Select the lines that contain "Received" and copy each of them.

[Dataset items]

--- --- ---

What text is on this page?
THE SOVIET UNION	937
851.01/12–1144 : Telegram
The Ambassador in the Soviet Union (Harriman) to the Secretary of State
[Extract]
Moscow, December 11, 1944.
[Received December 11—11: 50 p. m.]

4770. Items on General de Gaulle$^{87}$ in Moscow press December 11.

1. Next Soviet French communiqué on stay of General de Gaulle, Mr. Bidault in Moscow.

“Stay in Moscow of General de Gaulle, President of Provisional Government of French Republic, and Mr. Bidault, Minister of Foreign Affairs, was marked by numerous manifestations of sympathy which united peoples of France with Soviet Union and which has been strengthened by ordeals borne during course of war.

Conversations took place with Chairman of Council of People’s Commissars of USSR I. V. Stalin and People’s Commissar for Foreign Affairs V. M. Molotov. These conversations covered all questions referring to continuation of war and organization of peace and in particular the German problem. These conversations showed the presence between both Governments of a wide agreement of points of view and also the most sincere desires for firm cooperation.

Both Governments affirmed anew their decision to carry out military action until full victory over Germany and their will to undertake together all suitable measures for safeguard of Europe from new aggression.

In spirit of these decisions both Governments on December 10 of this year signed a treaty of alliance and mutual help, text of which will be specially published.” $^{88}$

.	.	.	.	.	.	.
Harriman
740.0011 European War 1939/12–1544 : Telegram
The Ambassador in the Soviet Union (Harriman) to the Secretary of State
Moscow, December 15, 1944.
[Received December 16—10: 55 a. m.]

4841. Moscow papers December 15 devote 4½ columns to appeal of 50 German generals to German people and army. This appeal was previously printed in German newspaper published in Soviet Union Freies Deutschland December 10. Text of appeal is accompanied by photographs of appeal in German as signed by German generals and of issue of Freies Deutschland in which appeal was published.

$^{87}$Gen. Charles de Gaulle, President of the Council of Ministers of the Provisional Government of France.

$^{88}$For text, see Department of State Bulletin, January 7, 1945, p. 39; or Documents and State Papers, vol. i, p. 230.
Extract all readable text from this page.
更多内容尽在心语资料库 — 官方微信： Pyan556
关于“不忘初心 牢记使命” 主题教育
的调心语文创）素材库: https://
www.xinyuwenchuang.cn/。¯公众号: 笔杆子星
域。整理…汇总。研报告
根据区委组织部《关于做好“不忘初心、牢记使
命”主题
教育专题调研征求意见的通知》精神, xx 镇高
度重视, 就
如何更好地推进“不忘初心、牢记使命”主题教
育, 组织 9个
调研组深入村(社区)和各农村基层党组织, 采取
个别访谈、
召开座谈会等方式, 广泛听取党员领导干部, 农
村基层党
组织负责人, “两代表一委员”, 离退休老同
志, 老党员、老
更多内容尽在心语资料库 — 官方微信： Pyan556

--- --- ---

The output >>
[Received December 11—11: 50 p. m.]
[Received December 16—10: 55 a. m.]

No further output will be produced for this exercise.